* [Exercise brief]:
Copy each line of the records that contains the word "smoothed".

···

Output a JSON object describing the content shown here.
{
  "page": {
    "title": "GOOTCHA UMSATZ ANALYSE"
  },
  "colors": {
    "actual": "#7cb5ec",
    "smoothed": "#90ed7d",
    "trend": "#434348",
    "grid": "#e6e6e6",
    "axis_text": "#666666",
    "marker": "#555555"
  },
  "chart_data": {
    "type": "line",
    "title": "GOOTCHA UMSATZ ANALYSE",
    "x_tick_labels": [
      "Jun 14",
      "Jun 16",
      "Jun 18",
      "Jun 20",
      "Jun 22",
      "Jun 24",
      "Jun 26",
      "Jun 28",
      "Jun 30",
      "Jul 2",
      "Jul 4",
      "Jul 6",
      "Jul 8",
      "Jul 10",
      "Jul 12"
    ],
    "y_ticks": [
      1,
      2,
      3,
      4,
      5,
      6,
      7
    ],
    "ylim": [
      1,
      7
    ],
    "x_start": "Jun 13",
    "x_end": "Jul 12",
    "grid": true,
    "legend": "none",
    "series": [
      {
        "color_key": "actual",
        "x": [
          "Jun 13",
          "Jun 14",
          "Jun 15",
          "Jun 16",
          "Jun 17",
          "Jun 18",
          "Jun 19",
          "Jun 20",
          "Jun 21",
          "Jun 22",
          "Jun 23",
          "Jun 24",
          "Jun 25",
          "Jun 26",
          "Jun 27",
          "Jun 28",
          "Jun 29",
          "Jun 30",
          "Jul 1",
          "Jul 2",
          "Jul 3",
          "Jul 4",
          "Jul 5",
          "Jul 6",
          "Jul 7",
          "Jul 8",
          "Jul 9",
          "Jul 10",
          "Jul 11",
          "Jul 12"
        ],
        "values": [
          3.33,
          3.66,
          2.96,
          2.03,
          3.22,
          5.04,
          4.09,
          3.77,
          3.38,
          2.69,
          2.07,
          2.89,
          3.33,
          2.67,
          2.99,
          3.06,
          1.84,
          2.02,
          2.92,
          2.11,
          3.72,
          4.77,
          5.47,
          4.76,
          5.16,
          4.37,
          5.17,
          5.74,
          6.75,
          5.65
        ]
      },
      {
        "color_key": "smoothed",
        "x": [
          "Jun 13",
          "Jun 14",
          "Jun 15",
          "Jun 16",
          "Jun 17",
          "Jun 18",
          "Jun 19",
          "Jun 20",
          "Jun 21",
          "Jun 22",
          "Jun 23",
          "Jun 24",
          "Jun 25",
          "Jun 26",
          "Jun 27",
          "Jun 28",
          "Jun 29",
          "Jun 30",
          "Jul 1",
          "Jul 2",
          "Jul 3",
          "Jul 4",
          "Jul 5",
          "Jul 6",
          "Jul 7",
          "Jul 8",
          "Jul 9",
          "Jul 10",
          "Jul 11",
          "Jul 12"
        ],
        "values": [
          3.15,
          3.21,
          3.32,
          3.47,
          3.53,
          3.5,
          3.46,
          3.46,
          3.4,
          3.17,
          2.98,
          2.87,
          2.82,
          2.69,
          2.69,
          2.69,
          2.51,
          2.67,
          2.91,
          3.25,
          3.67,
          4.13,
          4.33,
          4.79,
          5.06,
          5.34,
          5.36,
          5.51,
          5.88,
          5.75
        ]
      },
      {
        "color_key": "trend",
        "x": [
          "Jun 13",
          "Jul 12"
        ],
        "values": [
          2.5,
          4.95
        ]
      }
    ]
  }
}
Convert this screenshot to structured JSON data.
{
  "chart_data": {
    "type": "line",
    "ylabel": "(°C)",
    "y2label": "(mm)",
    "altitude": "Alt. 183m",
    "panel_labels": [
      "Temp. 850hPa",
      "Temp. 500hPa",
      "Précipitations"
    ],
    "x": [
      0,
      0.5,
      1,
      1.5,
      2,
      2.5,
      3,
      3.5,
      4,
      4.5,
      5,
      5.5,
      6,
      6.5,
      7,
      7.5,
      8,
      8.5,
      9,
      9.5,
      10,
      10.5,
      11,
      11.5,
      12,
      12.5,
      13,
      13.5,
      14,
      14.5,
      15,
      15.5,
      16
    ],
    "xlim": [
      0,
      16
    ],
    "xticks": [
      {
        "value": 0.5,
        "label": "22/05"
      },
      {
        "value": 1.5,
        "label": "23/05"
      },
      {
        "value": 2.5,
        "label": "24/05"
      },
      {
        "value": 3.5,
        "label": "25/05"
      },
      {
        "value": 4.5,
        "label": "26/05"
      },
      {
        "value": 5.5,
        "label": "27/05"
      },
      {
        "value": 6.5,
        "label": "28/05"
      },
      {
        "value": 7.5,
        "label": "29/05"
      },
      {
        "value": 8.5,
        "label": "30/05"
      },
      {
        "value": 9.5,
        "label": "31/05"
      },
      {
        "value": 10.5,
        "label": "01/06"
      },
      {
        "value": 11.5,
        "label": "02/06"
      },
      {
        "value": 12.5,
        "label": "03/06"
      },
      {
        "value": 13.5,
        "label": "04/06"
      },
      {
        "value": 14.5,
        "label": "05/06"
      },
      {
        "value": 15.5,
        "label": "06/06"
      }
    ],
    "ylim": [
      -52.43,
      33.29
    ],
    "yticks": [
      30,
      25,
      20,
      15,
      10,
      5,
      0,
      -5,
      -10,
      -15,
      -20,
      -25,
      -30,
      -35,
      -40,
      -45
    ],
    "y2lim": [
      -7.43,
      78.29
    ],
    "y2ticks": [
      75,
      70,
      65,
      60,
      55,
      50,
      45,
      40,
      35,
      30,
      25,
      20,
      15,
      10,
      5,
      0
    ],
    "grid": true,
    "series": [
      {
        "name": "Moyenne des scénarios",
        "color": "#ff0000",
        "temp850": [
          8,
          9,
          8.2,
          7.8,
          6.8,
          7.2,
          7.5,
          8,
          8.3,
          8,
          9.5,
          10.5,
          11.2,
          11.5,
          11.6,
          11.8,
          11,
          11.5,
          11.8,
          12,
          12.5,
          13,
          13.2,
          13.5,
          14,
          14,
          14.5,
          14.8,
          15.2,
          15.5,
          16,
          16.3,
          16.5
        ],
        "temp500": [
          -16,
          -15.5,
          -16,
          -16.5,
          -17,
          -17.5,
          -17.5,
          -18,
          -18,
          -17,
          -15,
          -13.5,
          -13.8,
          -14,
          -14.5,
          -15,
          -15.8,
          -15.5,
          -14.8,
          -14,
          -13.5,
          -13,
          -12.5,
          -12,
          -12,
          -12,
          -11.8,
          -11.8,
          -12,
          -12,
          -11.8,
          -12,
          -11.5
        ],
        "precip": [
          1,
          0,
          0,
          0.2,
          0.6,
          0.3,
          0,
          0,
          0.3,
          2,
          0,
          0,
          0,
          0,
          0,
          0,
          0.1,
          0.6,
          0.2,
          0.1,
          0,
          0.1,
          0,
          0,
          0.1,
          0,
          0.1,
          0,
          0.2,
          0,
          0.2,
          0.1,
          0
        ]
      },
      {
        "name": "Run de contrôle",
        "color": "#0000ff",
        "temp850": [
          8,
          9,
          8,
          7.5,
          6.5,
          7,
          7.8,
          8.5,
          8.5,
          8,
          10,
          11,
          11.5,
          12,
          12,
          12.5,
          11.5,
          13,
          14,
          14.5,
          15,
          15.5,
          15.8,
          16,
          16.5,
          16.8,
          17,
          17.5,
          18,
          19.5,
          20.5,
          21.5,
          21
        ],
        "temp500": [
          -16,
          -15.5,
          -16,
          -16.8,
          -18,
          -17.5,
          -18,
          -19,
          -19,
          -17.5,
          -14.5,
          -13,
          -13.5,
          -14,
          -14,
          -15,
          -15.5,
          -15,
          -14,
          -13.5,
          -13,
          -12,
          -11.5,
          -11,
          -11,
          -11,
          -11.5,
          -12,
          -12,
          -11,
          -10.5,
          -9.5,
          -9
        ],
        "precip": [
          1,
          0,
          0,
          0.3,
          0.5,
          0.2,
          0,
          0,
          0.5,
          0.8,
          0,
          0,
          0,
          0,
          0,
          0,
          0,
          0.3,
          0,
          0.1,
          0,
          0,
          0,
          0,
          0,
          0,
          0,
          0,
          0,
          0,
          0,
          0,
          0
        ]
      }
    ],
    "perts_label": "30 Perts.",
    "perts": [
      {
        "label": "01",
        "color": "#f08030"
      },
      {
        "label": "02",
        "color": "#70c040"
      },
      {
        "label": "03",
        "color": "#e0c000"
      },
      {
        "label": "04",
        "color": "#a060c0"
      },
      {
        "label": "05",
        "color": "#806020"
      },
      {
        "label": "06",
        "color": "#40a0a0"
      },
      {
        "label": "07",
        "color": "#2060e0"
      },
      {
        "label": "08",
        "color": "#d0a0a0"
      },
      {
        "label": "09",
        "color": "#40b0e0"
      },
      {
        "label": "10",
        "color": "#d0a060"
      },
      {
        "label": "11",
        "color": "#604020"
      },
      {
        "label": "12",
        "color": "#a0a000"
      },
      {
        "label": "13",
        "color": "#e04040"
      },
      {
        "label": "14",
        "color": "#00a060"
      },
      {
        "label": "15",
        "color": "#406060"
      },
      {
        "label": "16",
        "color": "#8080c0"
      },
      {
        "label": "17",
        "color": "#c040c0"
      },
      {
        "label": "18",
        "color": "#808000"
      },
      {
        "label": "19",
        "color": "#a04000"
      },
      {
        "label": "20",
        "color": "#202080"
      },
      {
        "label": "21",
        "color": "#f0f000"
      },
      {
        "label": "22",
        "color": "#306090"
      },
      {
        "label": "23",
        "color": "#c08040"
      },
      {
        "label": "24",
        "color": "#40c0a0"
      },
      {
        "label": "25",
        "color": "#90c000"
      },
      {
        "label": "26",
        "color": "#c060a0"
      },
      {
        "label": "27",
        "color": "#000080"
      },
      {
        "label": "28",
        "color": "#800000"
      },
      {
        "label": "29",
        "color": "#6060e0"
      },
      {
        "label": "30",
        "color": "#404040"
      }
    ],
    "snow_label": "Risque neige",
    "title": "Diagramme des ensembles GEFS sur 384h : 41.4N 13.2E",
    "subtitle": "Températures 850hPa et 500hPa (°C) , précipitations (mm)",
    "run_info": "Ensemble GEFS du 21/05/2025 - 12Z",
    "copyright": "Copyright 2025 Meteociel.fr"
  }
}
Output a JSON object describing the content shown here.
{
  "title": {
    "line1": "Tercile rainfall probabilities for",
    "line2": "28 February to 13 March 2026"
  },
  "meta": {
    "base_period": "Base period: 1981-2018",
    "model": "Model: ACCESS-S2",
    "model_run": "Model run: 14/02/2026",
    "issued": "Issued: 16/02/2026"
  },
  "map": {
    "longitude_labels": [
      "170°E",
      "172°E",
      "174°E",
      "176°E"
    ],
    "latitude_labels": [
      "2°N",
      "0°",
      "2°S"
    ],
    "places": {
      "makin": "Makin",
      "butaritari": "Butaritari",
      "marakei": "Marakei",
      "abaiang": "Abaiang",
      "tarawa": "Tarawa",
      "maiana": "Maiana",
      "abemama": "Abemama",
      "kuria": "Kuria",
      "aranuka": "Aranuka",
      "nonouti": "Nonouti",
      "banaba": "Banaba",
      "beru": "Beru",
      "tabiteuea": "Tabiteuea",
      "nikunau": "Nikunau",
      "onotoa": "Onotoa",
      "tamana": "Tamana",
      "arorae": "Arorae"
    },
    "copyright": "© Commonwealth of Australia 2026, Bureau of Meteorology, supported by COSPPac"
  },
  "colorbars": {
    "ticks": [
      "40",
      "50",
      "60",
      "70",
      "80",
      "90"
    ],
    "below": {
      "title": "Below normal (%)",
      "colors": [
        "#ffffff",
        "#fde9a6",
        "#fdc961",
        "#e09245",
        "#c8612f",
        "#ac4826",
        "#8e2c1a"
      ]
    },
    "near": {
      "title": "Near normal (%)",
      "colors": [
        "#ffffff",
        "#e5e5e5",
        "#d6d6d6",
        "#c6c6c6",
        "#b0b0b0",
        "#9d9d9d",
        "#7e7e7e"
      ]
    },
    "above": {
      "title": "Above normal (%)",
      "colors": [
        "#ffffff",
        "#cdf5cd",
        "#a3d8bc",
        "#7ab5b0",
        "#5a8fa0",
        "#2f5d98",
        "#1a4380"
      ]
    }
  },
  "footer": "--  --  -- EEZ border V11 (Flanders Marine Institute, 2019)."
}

···

* [Response below]:
    "smoothed": "#90ed7d",
        "color_key": "smoothed",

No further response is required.